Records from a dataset
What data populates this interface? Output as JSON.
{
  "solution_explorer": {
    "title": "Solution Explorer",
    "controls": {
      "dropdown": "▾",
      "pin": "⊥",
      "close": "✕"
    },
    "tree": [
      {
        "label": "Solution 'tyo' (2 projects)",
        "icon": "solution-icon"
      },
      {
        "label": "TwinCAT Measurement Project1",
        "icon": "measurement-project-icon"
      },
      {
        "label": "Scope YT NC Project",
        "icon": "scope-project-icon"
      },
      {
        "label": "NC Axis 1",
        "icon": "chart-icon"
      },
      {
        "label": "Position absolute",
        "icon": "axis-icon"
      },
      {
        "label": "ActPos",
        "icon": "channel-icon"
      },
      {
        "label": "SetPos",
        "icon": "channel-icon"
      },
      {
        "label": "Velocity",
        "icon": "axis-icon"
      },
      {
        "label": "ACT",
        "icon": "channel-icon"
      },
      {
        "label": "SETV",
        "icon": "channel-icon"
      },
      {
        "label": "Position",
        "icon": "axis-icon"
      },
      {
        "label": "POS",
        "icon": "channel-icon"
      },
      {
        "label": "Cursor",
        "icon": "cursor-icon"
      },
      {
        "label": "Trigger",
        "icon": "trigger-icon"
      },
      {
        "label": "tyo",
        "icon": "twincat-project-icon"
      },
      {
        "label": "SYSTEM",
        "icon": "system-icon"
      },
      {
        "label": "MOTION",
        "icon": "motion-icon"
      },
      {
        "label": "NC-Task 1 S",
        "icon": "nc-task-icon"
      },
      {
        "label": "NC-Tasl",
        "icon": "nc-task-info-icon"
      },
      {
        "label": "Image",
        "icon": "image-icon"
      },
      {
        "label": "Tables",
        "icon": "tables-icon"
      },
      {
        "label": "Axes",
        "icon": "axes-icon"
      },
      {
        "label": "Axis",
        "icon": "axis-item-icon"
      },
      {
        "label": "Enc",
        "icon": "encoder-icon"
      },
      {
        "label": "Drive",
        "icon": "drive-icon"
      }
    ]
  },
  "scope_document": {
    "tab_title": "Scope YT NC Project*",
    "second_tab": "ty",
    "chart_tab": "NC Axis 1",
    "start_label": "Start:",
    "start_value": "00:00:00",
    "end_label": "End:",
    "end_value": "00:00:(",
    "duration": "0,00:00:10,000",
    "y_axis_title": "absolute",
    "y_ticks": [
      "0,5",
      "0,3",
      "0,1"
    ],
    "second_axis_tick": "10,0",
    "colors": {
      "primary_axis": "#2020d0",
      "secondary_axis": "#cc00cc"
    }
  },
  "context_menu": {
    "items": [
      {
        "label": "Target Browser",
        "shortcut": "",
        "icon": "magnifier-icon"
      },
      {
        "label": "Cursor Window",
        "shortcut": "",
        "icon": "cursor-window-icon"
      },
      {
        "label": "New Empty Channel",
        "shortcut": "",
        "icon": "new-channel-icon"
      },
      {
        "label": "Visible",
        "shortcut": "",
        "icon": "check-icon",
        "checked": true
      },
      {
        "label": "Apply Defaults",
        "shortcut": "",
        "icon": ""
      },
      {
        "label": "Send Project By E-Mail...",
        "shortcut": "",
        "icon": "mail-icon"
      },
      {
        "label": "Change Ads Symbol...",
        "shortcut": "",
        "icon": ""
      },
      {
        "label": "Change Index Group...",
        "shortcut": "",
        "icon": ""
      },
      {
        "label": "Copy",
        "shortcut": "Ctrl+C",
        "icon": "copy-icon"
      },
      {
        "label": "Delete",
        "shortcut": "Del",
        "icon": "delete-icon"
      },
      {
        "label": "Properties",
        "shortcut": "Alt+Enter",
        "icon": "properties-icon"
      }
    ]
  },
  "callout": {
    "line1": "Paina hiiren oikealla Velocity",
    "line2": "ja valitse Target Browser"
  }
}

■ Instructions to follow
Set down the entries above again, word for word.

■ Written answer
What data populates this interface? Output as JSON.
{
  "solution_explorer": {
    "title": "Solution Explorer",
    "controls": {
      "dropdown": "▾",
      "pin": "⊥",
      "close": "✕"
    },
    "tree": [
      {
        "label": "Solution 'tyo' (2 projects)",
        "icon": "solution-icon"
      },
      {
        "label": "TwinCAT Measurement Project1",
        "icon": "measurement-project-icon"
      },
      {
        "label": "Scope YT NC Project",
        "icon": "scope-project-icon"
      },
      {
        "label": "NC Axis 1",
        "icon": "chart-icon"
      },
      {
        "label": "Position absolute",
        "icon": "axis-icon"
      },
      {
        "label": "ActPos",
        "icon": "channel-icon"
      },
      {
        "label": "SetPos",
        "icon": "channel-icon"
      },
      {
        "label": "Velocity",
        "icon": "axis-icon"
      },
      {
        "label": "ACT",
        "icon": "channel-icon"
      },
      {
        "label": "SETV",
        "icon": "channel-icon"
      },
      {
        "label": "Position",
        "icon": "axis-icon"
      },
      {
        "label": "POS",
        "icon": "channel-icon"
      },
      {
        "label": "Cursor",
        "icon": "cursor-icon"
      },
      {
        "label": "Trigger",
        "icon": "trigger-icon"
      },
      {
        "label": "tyo",
        "icon": "twincat-project-icon"
      },
      {
        "label": "SYSTEM",
        "icon": "system-icon"
      },
      {
        "label": "MOTION",
        "icon": "motion-icon"
      },
      {
        "label": "NC-Task 1 S",
        "icon": "nc-task-icon"
      },
      {
        "label": "NC-Tasl",
        "icon": "nc-task-info-icon"
      },
      {
        "label": "Image",
        "icon": "image-icon"
      },
      {
        "label": "Tables",
        "icon": "tables-icon"
      },
      {
        "label": "Axes",
        "icon": "axes-icon"
      },
      {
        "label": "Axis",
        "icon": "axis-item-icon"
      },
      {
        "label": "Enc",
        "icon": "encoder-icon"
      },
      {
        "label": "Drive",
        "icon": "drive-icon"
      }
    ]
  },
  "scope_document": {
    "tab_title": "Scope YT NC Project*",
    "second_tab": "ty",
    "chart_tab": "NC Axis 1",
    "start_label": "Start:",
    "start_value": "00:00:00",
    "end_label": "End:",
    "end_value": "00:00:(",
    "duration": "0,00:00:10,000",
    "y_axis_title": "absolute",
    "y_ticks": [
      "0,5",
      "0,3",
      "0,1"
    ],
    "second_axis_tick": "10,0",
    "colors": {
      "primary_axis": "#2020d0",
      "secondary_axis": "#cc00cc"
    }
  },
  "context_menu": {
    "items": [
      {
        "label": "Target Browser",
        "shortcut": "",
        "icon": "magnifier-icon"
      },
      {
        "label": "Cursor Window",
        "shortcut": "",
        "icon": "cursor-window-icon"
      },
      {
        "label": "New Empty Channel",
        "shortcut": "",
        "icon": "new-channel-icon"
      },
      {
        "label": "Visible",
        "shortcut": "",
        "icon": "check-icon",
        "checked": true
      },
      {
        "label": "Apply Defaults",
        "shortcut": "",
        "icon": ""
      },
      {
        "label": "Send Project By E-Mail...",
        "shortcut": "",
        "icon": "mail-icon"
      },
      {
        "label": "Change Ads Symbol...",
        "shortcut": "",
        "icon": ""
      },
      {
        "label": "Change Index Group...",
        "shortcut": "",
        "icon": ""
      },
      {
        "label": "Copy",
        "shortcut": "Ctrl+C",
        "icon": "copy-icon"
      },
      {
        "label": "Delete",
        "shortcut": "Del",
        "icon": "delete-icon"
      },
      {
        "label": "Properties",
        "shortcut": "Alt+Enter",
        "icon": "properties-icon"
      }
    ]
  },
  "callout": {
    "line1": "Paina hiiren oikealla Velocity",
    "line2": "ja valitse Target Browser"
  }
}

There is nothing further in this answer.